Dataset listings of figures:
+ + +
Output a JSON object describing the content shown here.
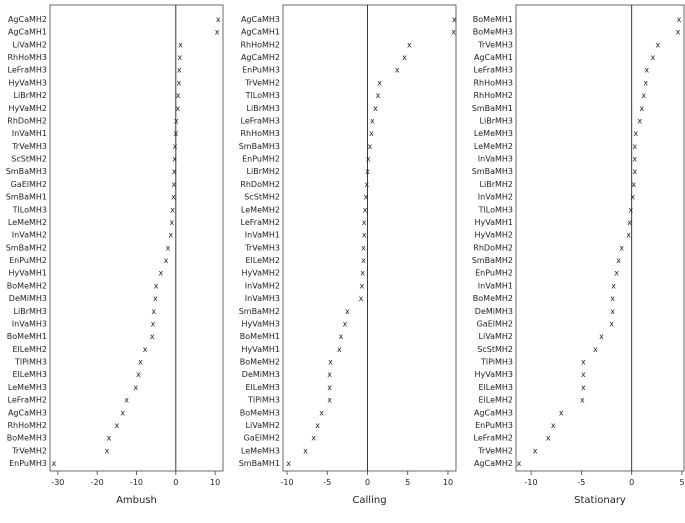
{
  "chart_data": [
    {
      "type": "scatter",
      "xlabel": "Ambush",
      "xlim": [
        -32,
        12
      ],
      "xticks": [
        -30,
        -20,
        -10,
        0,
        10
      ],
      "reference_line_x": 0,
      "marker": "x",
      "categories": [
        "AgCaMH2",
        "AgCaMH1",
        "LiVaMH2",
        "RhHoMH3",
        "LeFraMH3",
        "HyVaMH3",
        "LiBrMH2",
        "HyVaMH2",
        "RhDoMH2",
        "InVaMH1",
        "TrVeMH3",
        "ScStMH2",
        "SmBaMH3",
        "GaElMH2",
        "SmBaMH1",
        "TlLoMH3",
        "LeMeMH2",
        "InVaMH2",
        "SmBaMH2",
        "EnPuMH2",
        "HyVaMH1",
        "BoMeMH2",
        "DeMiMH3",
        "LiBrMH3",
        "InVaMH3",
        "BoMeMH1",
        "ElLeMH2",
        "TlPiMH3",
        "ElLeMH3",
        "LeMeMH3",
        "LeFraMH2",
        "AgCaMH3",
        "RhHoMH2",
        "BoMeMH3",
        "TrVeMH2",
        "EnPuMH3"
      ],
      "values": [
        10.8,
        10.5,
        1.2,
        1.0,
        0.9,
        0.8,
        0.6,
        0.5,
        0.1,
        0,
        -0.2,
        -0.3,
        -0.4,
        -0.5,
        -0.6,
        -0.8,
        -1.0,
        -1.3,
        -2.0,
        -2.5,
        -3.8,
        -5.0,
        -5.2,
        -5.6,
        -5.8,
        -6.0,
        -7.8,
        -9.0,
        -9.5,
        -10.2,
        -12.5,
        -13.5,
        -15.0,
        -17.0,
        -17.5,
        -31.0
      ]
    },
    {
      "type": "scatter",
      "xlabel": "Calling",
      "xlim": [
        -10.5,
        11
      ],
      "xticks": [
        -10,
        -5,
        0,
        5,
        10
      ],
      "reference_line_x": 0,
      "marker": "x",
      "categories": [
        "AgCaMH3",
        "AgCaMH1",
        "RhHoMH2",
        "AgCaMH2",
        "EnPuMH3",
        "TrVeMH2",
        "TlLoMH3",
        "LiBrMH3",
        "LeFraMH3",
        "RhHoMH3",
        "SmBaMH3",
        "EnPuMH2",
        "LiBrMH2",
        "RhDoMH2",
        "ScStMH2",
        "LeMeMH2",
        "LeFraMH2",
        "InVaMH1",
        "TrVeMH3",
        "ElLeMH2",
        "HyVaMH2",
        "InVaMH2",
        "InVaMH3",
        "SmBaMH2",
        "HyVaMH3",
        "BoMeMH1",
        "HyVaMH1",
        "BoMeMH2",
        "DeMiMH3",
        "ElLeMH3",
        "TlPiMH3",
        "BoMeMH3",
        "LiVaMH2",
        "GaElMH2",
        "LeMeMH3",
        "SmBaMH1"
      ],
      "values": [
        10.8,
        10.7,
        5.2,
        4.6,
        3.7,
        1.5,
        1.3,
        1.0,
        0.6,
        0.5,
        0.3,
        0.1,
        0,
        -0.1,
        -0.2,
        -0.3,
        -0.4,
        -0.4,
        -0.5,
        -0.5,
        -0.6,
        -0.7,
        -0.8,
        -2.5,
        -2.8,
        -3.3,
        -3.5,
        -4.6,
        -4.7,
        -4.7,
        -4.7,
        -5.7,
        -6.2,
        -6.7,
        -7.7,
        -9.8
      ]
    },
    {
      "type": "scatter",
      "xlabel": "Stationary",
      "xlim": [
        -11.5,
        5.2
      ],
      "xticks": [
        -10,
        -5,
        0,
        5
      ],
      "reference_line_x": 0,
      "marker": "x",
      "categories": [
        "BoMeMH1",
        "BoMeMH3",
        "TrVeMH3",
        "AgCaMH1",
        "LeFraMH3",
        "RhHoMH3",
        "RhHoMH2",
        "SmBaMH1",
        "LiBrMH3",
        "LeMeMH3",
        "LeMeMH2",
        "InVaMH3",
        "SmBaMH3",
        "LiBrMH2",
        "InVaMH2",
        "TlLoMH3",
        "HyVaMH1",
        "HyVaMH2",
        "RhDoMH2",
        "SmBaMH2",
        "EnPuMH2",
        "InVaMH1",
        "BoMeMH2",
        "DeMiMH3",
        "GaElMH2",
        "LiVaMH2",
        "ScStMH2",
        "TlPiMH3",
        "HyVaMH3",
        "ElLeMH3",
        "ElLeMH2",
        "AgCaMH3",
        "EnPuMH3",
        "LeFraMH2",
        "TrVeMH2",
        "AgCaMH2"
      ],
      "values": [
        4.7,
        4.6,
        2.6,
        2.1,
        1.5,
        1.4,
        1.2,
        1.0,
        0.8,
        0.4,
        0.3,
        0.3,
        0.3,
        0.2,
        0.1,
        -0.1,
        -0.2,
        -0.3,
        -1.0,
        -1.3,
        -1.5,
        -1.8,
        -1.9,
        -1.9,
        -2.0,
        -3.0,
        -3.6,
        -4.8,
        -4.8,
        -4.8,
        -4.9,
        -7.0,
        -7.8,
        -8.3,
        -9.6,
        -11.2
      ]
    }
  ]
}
+ + +
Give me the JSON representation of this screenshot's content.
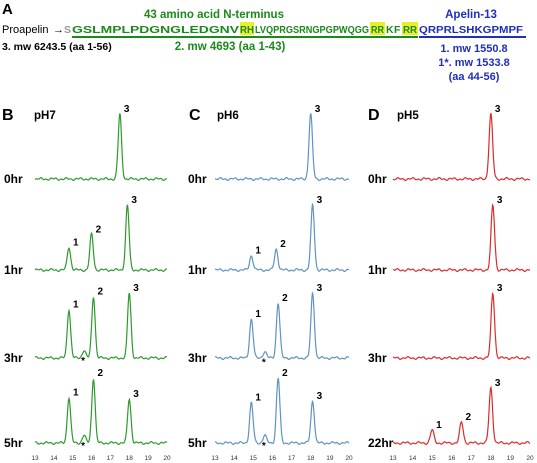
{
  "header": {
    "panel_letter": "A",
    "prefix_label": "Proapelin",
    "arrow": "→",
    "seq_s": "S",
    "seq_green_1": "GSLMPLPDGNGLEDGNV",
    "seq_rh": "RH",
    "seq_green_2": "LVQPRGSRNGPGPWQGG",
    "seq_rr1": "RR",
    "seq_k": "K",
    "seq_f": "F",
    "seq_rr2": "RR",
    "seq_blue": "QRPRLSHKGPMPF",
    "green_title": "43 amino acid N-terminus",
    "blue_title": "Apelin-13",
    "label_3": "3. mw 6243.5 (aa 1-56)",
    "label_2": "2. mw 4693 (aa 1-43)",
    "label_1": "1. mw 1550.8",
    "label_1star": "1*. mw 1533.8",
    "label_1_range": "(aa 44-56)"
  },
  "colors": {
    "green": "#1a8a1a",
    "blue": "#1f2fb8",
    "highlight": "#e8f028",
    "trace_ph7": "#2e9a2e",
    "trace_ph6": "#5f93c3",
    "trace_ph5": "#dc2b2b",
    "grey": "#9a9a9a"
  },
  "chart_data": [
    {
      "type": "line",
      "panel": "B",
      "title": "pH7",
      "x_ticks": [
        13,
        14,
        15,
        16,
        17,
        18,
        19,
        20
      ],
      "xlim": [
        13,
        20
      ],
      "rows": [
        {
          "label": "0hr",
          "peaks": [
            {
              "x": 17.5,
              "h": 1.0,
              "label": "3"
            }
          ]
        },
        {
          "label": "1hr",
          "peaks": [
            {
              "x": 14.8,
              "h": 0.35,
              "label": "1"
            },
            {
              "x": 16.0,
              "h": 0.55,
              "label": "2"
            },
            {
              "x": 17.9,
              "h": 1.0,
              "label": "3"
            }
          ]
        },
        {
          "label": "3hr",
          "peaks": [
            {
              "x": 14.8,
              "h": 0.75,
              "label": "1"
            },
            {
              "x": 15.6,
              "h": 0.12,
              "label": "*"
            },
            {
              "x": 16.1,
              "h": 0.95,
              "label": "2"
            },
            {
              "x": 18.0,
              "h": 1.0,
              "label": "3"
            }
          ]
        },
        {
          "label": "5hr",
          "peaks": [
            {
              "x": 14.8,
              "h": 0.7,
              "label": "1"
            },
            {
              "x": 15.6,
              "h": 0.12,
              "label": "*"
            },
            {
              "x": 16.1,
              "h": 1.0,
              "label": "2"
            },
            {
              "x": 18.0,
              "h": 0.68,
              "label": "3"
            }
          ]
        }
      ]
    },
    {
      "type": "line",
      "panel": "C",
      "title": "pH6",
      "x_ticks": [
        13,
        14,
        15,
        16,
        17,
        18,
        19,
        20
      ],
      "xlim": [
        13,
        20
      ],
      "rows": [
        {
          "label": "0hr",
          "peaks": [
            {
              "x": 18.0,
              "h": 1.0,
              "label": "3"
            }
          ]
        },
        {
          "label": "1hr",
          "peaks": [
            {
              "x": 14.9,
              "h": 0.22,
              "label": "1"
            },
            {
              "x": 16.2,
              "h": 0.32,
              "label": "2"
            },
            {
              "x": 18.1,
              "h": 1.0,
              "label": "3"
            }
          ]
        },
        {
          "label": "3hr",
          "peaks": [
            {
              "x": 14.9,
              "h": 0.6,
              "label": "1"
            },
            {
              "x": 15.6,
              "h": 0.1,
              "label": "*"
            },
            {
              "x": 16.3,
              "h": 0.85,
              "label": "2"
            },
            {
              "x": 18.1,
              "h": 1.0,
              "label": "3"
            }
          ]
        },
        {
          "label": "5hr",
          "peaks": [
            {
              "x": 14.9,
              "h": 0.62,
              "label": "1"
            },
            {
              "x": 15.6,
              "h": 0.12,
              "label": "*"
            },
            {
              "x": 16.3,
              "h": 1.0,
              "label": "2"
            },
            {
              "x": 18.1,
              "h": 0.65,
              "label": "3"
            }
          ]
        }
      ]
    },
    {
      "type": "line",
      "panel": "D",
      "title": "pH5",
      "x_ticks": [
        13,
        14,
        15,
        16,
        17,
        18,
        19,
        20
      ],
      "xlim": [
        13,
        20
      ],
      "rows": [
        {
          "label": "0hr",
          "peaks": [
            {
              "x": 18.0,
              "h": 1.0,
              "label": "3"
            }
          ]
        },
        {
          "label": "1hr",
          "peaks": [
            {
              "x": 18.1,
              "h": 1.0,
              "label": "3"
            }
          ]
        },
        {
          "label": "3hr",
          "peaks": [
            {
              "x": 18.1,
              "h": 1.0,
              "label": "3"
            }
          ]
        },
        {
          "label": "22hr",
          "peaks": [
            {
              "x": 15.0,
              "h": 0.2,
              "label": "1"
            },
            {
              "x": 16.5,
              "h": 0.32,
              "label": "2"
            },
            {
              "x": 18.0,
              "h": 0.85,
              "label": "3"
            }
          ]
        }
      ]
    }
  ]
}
+ + +
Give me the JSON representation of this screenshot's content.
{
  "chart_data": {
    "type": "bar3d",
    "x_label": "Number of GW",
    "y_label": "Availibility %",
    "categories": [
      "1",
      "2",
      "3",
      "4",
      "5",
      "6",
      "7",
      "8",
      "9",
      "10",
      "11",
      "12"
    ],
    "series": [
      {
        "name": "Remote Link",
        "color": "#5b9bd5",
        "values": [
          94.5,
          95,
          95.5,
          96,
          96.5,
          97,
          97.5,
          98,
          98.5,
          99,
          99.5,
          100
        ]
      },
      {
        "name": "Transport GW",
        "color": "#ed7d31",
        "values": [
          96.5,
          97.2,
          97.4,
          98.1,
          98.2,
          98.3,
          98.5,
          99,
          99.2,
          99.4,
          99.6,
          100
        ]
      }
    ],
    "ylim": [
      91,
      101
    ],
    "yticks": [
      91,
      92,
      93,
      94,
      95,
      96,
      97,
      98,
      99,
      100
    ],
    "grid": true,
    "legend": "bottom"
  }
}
+ + +
> TASK OBJECTIVE
Where a line in the entries holds the word "xlabel", copy that line.

> FULL RESPONSE
      "xlabel": "Ambush",
      "xlabel": "Calling",
      "xlabel": "Stationary",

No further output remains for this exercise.